* _SET OF TASKS_:
a. In the readers' letters, which unproductive activities are given as examples of the energy wasted by the money system? List them all.
b. Reproduce the passage from the readers' letters verbatim, starting at "Freed of these" and ending at "space in the NI.".

* _PROVIDED PASSAGE_:
The profit motive limits production to what can be viably sold,
irrespective of what is really needed. And the money system implies a colossal
waste of energy in unproductive activities like banking, insurance, bills, tickets
and so on.
Freed of these constraints, people would be able to produce for use and take what they needed from the common store. Its a shame these truly radical ideas get little space in the NI.
Paul Bennett
Manchester, England
Political affiliations
Not only is David Boyle (Money NI 306) editor of
New Economics magazine, but also of the weekly newspaper, Liberal Democrat News. You
should not omit a mention of a writers political affiliation readers are
entitled to know.
Eric Copestake
Upton, England
Boring virtues
As an expatriate Canadian (Swiss-German ethnic, from the greater Mennonite community),
now living in the United Kingdom whose multicultural mosaic throughout history
has enveloped intensely regional and local identities into
recognizable Britishness, I can hear what Neil Bissoondath (Migration NI 305) is trying to say, but I
am afraid he is rather missing the point.
The multicultural ethic in Canada has a longer history than Neil
implies. In the late 1950s, for example, primary-school children throughout
Ontario were taught that Canada embraced and cele-brated different cultures,
unlike those melting-pot Americans.

* _DATA SHOWN_:
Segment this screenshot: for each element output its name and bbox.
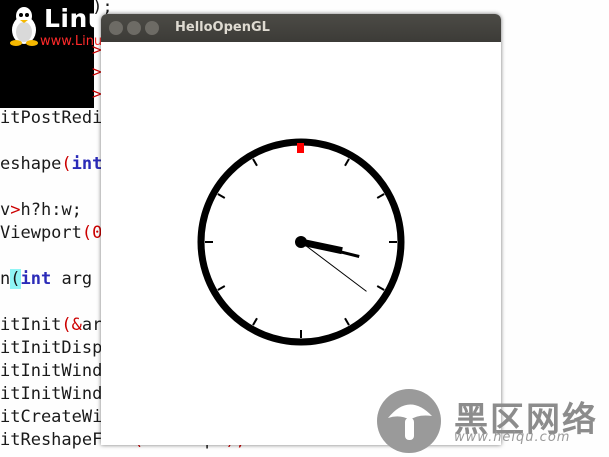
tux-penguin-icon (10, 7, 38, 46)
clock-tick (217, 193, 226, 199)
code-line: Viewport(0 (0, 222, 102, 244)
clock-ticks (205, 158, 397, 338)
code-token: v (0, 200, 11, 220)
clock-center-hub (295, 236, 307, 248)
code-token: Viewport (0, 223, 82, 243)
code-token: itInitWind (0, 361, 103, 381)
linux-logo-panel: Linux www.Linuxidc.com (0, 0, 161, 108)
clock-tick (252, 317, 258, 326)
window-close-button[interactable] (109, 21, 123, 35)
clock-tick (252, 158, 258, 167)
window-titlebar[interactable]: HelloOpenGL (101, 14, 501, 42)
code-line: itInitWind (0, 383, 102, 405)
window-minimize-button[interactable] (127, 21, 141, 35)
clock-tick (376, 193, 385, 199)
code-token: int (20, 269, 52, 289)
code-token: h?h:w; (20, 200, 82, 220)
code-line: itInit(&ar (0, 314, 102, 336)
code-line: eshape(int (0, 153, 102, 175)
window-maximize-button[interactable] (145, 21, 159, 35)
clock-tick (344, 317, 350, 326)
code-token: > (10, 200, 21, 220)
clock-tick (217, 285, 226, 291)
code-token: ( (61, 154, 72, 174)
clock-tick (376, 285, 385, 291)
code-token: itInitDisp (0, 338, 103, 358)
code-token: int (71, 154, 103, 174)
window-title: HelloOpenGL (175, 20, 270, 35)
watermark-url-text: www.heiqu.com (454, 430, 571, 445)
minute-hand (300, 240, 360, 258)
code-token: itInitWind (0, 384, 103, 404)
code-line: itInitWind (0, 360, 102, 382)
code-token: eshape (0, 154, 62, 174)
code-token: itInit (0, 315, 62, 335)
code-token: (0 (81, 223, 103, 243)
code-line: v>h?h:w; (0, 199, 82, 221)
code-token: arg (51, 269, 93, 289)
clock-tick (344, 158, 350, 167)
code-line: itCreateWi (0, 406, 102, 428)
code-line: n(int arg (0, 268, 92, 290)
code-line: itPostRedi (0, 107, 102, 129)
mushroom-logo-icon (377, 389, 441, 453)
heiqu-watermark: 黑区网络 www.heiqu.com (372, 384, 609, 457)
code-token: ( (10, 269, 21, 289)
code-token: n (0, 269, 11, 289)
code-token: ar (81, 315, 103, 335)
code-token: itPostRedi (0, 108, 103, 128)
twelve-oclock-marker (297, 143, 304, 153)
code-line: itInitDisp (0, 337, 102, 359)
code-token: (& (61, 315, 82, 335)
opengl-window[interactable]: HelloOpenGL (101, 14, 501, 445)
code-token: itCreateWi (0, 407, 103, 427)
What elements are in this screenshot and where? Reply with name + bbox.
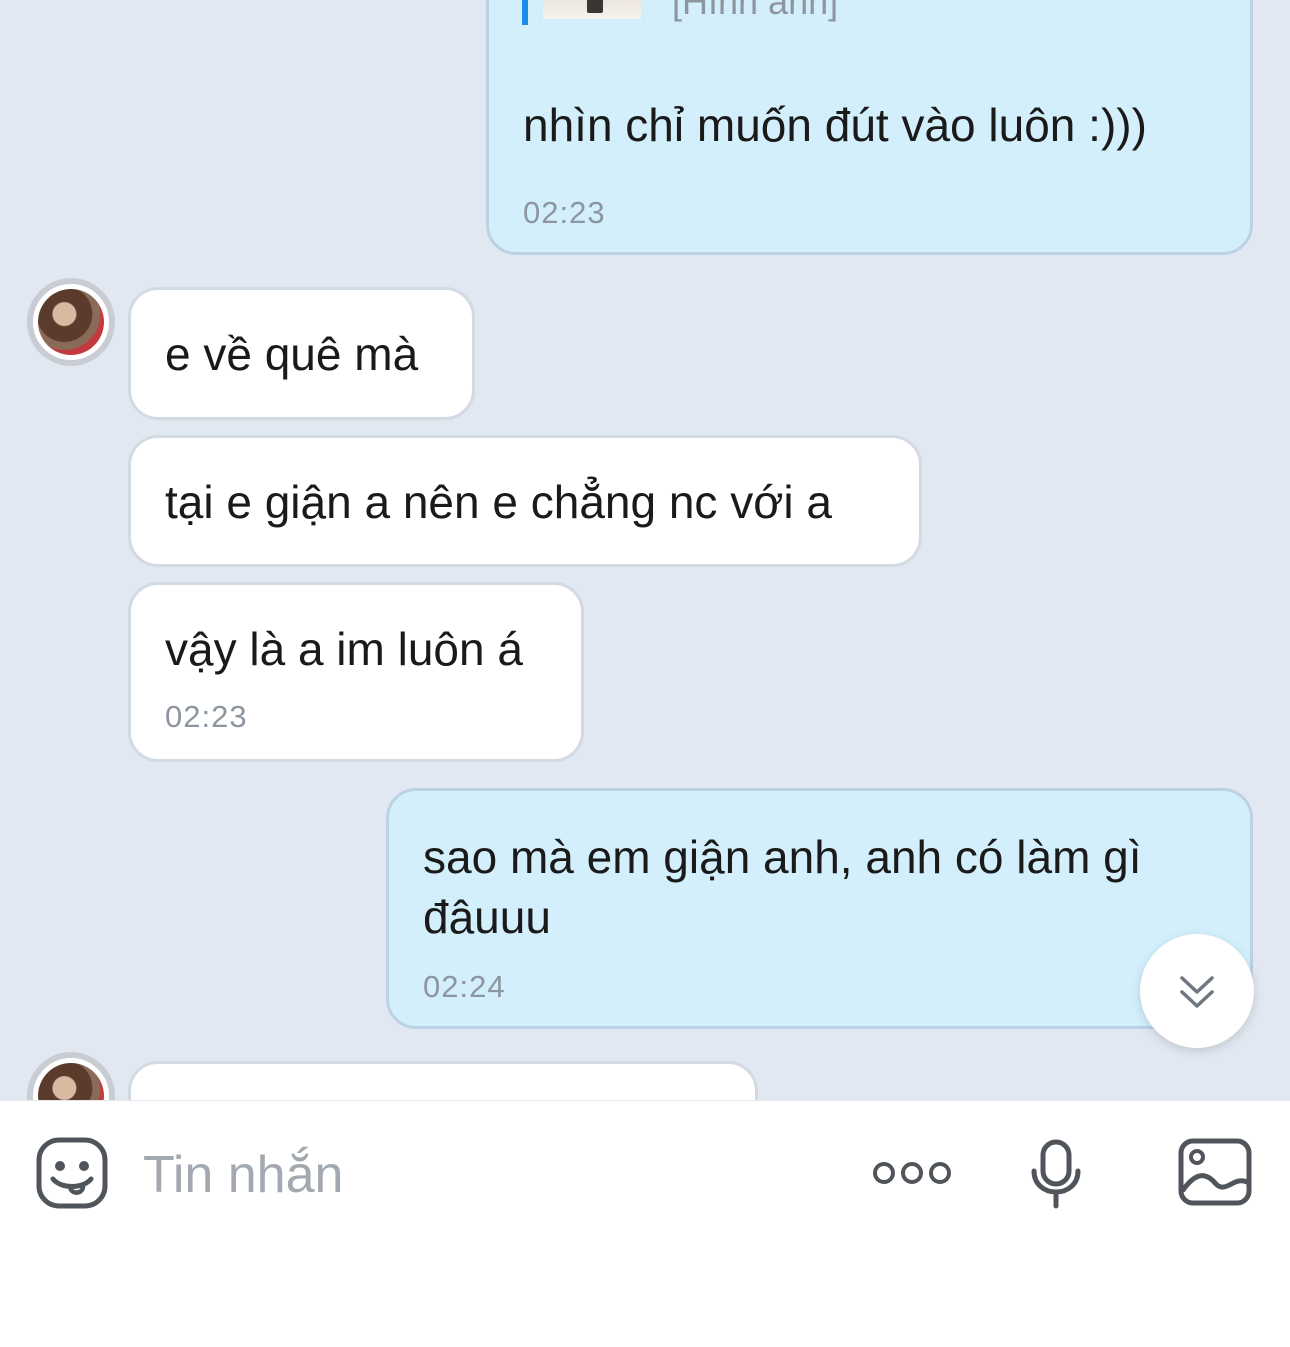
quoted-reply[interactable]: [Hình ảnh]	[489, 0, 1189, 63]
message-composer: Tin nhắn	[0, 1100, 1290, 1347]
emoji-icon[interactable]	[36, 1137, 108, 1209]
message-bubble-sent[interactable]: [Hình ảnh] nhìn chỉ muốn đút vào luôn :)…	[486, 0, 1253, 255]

* _TASK-BY-TASK ANSWERS_:
a.
- banking
- insurance
- bills
- tickets

b.
Freed of these constraints, people would be able to produce for use and take what they needed from the common store. Its a shame these truly radical ideas get little space in the NI.